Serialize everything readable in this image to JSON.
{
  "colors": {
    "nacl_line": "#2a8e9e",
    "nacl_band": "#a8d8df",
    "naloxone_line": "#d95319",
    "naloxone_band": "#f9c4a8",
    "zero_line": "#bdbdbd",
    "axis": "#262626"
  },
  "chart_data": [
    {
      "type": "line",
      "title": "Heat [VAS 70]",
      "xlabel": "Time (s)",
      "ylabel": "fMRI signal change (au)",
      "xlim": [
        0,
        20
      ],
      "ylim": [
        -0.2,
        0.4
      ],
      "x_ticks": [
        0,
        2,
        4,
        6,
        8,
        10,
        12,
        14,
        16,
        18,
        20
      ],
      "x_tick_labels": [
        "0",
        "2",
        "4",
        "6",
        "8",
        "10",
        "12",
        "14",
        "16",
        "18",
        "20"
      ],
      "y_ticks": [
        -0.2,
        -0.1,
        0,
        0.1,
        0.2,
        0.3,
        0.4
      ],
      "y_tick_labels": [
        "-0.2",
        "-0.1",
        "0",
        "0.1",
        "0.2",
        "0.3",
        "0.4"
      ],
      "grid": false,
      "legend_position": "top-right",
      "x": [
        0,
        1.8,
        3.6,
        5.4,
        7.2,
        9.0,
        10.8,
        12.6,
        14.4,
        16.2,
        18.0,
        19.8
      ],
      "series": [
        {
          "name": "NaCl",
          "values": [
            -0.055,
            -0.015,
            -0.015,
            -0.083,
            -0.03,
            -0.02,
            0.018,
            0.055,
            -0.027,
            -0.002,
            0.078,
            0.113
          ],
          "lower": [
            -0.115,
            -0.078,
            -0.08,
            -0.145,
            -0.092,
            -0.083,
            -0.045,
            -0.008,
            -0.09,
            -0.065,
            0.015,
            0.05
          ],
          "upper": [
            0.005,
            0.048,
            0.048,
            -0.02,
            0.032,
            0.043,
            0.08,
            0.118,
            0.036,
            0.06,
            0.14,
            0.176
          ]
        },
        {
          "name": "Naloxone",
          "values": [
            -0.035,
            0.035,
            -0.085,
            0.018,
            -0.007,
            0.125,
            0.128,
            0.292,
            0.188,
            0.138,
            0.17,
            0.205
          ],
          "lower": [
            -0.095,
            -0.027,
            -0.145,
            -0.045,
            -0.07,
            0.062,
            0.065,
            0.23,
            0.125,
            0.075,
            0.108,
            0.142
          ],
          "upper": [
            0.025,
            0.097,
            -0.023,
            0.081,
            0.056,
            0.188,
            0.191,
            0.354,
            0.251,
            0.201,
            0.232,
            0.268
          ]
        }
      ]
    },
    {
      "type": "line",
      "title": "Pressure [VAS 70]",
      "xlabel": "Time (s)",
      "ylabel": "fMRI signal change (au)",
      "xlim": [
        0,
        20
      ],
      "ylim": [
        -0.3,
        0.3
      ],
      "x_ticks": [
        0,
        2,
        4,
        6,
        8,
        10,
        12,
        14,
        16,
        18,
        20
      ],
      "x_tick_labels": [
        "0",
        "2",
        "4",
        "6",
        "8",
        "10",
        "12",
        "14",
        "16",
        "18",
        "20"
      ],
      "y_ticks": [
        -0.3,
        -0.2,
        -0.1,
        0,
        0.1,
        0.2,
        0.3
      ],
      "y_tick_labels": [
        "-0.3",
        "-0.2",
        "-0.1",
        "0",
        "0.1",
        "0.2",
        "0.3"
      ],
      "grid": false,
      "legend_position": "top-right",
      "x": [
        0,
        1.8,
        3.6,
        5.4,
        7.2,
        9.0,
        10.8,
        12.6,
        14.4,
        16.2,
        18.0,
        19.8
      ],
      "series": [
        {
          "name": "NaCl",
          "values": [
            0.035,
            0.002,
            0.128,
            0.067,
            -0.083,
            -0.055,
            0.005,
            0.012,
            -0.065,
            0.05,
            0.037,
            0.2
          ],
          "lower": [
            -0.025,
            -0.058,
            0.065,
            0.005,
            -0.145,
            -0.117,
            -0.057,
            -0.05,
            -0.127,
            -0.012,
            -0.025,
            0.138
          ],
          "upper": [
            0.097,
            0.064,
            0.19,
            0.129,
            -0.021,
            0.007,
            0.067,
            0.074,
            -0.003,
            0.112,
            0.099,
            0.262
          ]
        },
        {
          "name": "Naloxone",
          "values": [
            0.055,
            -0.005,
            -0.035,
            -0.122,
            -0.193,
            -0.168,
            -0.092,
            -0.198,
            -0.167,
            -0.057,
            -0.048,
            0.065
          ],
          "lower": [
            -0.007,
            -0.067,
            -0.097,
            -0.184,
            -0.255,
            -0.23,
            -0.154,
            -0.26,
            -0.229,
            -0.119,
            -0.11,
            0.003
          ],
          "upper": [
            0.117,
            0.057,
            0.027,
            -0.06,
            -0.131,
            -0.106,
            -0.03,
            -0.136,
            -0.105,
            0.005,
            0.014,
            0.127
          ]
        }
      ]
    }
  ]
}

________________

● **DESCRIPTION OF THE TASK**:
Reproduce each entry above exactly, keeping every word.

● **THE RESPONSE**:
Serialize everything readable in this image to JSON.
{
  "colors": {
    "nacl_line": "#2a8e9e",
    "nacl_band": "#a8d8df",
    "naloxone_line": "#d95319",
    "naloxone_band": "#f9c4a8",
    "zero_line": "#bdbdbd",
    "axis": "#262626"
  },
  "chart_data": [
    {
      "type": "line",
      "title": "Heat [VAS 70]",
      "xlabel": "Time (s)",
      "ylabel": "fMRI signal change (au)",
      "xlim": [
        0,
        20
      ],
      "ylim": [
        -0.2,
        0.4
      ],
      "x_ticks": [
        0,
        2,
        4,
        6,
        8,
        10,
        12,
        14,
        16,
        18,
        20
      ],
      "x_tick_labels": [
        "0",
        "2",
        "4",
        "6",
        "8",
        "10",
        "12",
        "14",
        "16",
        "18",
        "20"
      ],
      "y_ticks": [
        -0.2,
        -0.1,
        0,
        0.1,
        0.2,
        0.3,
        0.4
      ],
      "y_tick_labels": [
        "-0.2",
        "-0.1",
        "0",
        "0.1",
        "0.2",
        "0.3",
        "0.4"
      ],
      "grid": false,
      "legend_position": "top-right",
      "x": [
        0,
        1.8,
        3.6,
        5.4,
        7.2,
        9.0,
        10.8,
        12.6,
        14.4,
        16.2,
        18.0,
        19.8
      ],
      "series": [
        {
          "name": "NaCl",
          "values": [
            -0.055,
            -0.015,
            -0.015,
            -0.083,
            -0.03,
            -0.02,
            0.018,
            0.055,
            -0.027,
            -0.002,
            0.078,
            0.113
          ],
          "lower": [
            -0.115,
            -0.078,
            -0.08,
            -0.145,
            -0.092,
            -0.083,
            -0.045,
            -0.008,
            -0.09,
            -0.065,
            0.015,
            0.05
          ],
          "upper": [
            0.005,
            0.048,
            0.048,
            -0.02,
            0.032,
            0.043,
            0.08,
            0.118,
            0.036,
            0.06,
            0.14,
            0.176
          ]
        },
        {
          "name": "Naloxone",
          "values": [
            -0.035,
            0.035,
            -0.085,
            0.018,
            -0.007,
            0.125,
            0.128,
            0.292,
            0.188,
            0.138,
            0.17,
            0.205
          ],
          "lower": [
            -0.095,
            -0.027,
            -0.145,
            -0.045,
            -0.07,
            0.062,
            0.065,
            0.23,
            0.125,
            0.075,
            0.108,
            0.142
          ],
          "upper": [
            0.025,
            0.097,
            -0.023,
            0.081,
            0.056,
            0.188,
            0.191,
            0.354,
            0.251,
            0.201,
            0.232,
            0.268
          ]
        }
      ]
    },
    {
      "type": "line",
      "title": "Pressure [VAS 70]",
      "xlabel": "Time (s)",
      "ylabel": "fMRI signal change (au)",
      "xlim": [
        0,
        20
      ],
      "ylim": [
        -0.3,
        0.3
      ],
      "x_ticks": [
        0,
        2,
        4,
        6,
        8,
        10,
        12,
        14,
        16,
        18,
        20
      ],
      "x_tick_labels": [
        "0",
        "2",
        "4",
        "6",
        "8",
        "10",
        "12",
        "14",
        "16",
        "18",
        "20"
      ],
      "y_ticks": [
        -0.3,
        -0.2,
        -0.1,
        0,
        0.1,
        0.2,
        0.3
      ],
      "y_tick_labels": [
        "-0.3",
        "-0.2",
        "-0.1",
        "0",
        "0.1",
        "0.2",
        "0.3"
      ],
      "grid": false,
      "legend_position": "top-right",
      "x": [
        0,
        1.8,
        3.6,
        5.4,
        7.2,
        9.0,
        10.8,
        12.6,
        14.4,
        16.2,
        18.0,
        19.8
      ],
      "series": [
        {
          "name": "NaCl",
          "values": [
            0.035,
            0.002,
            0.128,
            0.067,
            -0.083,
            -0.055,
            0.005,
            0.012,
            -0.065,
            0.05,
            0.037,
            0.2
          ],
          "lower": [
            -0.025,
            -0.058,
            0.065,
            0.005,
            -0.145,
            -0.117,
            -0.057,
            -0.05,
            -0.127,
            -0.012,
            -0.025,
            0.138
          ],
          "upper": [
            0.097,
            0.064,
            0.19,
            0.129,
            -0.021,
            0.007,
            0.067,
            0.074,
            -0.003,
            0.112,
            0.099,
            0.262
          ]
        },
        {
          "name": "Naloxone",
          "values": [
            0.055,
            -0.005,
            -0.035,
            -0.122,
            -0.193,
            -0.168,
            -0.092,
            -0.198,
            -0.167,
            -0.057,
            -0.048,
            0.065
          ],
          "lower": [
            -0.007,
            -0.067,
            -0.097,
            -0.184,
            -0.255,
            -0.23,
            -0.154,
            -0.26,
            -0.229,
            -0.119,
            -0.11,
            0.003
          ],
          "upper": [
            0.117,
            0.057,
            0.027,
            -0.06,
            -0.131,
            -0.106,
            -0.03,
            -0.136,
            -0.105,
            0.005,
            0.014,
            0.127
          ]
        }
      ]
    }
  ]
}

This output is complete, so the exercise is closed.